## Tarefa
Reproduza na íntegra, sem qualquer alteração, a notícia sobre a aliança do PT para as eleições de 2026 em Mato Grosso do Sul.

## Texto em estudo
———

PT articula aliança com PDT e Podemos para eleições 2026 em Mato Grosso do Sul

Coletiva contou com a presença de Soraya Thronicke, Fábio Trad, Vander Loubet, Marcelo Bluma e Henrique Fontana, além de outros representante do PT. Foto: Maria Luiza Massulo

Em coletiva de imprensa realizada na manhã desta segunda-feira (18), na sede do Partido dos Trabalhadores (PT) em Campo Grande, lideranças partidárias detalharam as estratégias políticas para consolidar a pré-candidatura de Fábio Trad ao Governo de Mato Grosso do Sul nas eleições de 2026.

Durante o encontro, o secretário-geral do Diretório Nacional do PT, Henrique Fontana, destacou a importância da construção de alianças para fortalecer o projeto político no Estado, defendendo uma frente ampla entre partidos que compartilham propostas semelhantes no cenário nacional e regional.

Entre as articulações em andamento, o deputado federal Vander Loubet ressaltou a prioridade em ampliar o diálogo com o Partido Democrático Trabalhista (PDT), legenda que, segundo ele, possui relevância estratégica em Mato Grosso do Sul.

———

## Itens do conjunto
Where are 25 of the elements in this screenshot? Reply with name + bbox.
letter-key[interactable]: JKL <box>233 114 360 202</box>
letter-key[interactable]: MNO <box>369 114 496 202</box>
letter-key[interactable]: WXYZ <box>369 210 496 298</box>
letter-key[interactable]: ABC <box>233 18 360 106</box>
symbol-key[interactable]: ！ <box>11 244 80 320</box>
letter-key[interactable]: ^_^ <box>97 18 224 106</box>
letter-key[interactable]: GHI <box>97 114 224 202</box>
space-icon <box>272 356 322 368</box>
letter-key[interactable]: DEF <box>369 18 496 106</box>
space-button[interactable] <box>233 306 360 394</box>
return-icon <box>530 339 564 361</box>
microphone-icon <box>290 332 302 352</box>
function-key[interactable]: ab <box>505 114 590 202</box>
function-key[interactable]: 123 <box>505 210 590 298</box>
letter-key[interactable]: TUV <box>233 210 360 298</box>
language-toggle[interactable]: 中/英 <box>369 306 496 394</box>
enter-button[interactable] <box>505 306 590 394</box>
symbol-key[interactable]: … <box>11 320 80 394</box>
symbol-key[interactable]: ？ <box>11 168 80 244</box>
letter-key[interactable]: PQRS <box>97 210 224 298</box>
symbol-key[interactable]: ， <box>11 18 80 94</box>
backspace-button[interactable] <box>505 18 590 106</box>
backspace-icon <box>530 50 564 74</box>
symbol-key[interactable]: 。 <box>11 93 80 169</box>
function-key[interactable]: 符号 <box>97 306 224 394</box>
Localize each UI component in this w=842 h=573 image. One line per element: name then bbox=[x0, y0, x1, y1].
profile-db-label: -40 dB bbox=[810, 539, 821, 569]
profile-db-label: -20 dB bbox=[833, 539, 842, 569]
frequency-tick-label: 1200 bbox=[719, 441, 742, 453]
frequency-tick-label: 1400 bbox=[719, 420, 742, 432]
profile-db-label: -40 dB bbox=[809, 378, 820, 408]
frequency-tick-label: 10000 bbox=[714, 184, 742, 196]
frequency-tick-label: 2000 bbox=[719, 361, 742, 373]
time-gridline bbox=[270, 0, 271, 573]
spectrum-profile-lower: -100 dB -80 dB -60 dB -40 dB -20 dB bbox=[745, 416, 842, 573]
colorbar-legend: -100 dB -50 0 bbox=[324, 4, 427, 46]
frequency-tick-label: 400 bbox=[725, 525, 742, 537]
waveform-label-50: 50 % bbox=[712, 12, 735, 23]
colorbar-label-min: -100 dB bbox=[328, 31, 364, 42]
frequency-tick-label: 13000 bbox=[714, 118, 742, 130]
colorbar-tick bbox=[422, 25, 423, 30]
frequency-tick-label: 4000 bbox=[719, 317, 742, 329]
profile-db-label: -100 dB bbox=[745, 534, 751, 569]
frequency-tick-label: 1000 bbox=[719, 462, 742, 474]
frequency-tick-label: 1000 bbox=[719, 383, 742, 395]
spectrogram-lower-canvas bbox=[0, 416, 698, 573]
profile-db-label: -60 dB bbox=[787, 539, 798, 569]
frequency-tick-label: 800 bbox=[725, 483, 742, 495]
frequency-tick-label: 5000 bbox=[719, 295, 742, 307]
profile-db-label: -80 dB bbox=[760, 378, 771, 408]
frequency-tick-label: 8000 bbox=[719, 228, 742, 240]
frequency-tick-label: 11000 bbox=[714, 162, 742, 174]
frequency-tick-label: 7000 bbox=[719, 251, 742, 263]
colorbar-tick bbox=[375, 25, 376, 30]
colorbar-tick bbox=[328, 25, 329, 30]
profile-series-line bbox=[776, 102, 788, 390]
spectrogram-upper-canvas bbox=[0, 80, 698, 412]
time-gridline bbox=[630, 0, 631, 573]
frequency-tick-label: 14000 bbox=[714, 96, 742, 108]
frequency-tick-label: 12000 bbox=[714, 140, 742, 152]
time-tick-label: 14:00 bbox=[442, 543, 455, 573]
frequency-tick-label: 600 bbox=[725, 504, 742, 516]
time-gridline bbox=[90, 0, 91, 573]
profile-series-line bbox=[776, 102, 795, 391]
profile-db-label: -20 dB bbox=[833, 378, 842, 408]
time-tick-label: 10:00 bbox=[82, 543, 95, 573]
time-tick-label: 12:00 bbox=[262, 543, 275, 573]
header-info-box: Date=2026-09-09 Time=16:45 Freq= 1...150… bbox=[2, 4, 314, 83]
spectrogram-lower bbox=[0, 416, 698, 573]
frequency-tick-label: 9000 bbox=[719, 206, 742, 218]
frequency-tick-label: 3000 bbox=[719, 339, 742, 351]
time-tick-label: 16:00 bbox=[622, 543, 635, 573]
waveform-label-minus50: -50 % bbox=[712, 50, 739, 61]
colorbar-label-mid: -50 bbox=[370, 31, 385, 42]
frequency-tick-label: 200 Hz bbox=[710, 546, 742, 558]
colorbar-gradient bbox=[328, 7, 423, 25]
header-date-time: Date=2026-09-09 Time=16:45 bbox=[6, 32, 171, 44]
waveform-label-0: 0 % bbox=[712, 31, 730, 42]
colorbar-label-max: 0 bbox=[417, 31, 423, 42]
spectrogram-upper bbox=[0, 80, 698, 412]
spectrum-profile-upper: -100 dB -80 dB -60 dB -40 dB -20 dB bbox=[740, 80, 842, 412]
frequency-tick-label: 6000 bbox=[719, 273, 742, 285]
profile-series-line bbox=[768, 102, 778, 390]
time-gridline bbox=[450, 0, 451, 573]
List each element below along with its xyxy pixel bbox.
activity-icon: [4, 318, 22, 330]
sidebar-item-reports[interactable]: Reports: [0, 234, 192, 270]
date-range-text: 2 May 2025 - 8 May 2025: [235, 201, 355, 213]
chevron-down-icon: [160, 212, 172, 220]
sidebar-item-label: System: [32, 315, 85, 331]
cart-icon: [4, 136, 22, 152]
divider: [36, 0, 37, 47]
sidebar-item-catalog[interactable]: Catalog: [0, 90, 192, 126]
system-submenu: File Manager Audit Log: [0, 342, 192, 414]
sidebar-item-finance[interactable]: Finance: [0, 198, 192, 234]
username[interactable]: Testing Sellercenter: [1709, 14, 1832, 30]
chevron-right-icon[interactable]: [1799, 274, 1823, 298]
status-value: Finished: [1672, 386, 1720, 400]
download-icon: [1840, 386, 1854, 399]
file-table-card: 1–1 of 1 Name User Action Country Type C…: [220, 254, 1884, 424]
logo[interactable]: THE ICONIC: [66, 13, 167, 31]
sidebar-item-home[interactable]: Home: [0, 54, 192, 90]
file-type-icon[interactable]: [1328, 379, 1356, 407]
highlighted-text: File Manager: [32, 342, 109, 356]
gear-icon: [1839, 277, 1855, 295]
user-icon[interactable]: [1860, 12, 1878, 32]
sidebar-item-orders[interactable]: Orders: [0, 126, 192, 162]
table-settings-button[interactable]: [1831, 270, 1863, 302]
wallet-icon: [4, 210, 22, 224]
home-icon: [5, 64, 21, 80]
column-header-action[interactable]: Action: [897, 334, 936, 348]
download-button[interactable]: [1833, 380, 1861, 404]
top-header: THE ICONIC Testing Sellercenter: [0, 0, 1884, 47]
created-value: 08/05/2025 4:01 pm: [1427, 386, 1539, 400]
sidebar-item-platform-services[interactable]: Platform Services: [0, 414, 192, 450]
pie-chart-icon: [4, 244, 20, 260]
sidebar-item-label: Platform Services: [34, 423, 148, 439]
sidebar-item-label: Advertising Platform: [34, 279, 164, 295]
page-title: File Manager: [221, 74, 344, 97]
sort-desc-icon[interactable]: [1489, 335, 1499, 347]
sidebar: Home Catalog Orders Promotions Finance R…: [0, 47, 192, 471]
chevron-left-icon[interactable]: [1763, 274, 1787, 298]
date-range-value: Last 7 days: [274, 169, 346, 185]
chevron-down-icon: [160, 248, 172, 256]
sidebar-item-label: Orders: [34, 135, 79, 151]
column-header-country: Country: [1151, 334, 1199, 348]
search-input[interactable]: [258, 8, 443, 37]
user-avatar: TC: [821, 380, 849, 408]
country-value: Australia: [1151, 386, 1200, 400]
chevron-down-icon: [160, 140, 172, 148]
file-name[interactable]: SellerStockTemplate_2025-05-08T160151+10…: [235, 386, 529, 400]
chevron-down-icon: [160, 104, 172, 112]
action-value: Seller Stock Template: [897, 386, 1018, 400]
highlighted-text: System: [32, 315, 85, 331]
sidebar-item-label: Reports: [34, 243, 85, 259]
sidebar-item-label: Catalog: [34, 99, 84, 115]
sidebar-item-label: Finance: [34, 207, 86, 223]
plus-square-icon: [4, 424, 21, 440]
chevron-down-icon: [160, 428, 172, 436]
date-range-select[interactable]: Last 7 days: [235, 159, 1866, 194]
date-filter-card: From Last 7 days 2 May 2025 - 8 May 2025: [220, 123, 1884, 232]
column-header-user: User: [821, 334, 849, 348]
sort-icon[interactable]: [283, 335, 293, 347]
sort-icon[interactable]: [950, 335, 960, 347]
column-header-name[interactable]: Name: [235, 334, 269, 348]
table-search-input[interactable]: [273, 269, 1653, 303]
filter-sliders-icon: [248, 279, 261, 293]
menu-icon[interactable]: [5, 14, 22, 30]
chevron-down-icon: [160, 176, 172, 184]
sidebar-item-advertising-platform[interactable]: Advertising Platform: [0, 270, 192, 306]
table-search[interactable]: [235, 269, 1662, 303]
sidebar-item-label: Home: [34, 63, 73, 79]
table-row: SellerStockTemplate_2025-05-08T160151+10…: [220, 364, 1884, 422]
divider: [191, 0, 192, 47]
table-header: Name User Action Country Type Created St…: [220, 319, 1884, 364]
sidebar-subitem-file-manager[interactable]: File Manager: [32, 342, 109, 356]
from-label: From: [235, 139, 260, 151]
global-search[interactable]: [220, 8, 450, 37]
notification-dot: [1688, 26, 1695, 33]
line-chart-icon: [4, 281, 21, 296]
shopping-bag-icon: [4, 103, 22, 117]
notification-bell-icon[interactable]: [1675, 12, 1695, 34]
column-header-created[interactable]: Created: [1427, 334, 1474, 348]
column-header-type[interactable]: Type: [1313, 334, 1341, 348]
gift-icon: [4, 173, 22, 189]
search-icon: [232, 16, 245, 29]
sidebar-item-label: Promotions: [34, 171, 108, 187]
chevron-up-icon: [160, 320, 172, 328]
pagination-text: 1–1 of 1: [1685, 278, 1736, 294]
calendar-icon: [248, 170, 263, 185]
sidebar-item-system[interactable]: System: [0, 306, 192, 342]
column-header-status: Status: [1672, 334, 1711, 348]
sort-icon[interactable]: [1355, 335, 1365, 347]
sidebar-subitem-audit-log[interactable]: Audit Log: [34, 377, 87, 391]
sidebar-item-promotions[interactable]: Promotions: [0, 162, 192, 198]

———

## Solução
PT articula aliança com PDT e Podemos para eleições 2026 em Mato Grosso do Sul

Coletiva contou com a presença de Soraya Thronicke, Fábio Trad, Vander Loubet, Marcelo Bluma e Henrique Fontana, além de outros representante do PT. Foto: Maria Luiza Massulo

Em coletiva de imprensa realizada na manhã desta segunda-feira (18), na sede do Partido dos Trabalhadores (PT) em Campo Grande, lideranças partidárias detalharam as estratégias políticas para consolidar a pré-candidatura de Fábio Trad ao Governo de Mato Grosso do Sul nas eleições de 2026.

Durante o encontro, o secretário-geral do Diretório Nacional do PT, Henrique Fontana, destacou a importância da construção de alianças para fortalecer o projeto político no Estado, defendendo uma frente ampla entre partidos que compartilham propostas semelhantes no cenário nacional e regional.

Entre as articulações em andamento, o deputado federal Vander Loubet ressaltou a prioridade em ampliar o diálogo com o Partido Democrático Trabalhista (PDT), legenda que, segundo ele, possui relevância estratégica em Mato Grosso do Sul.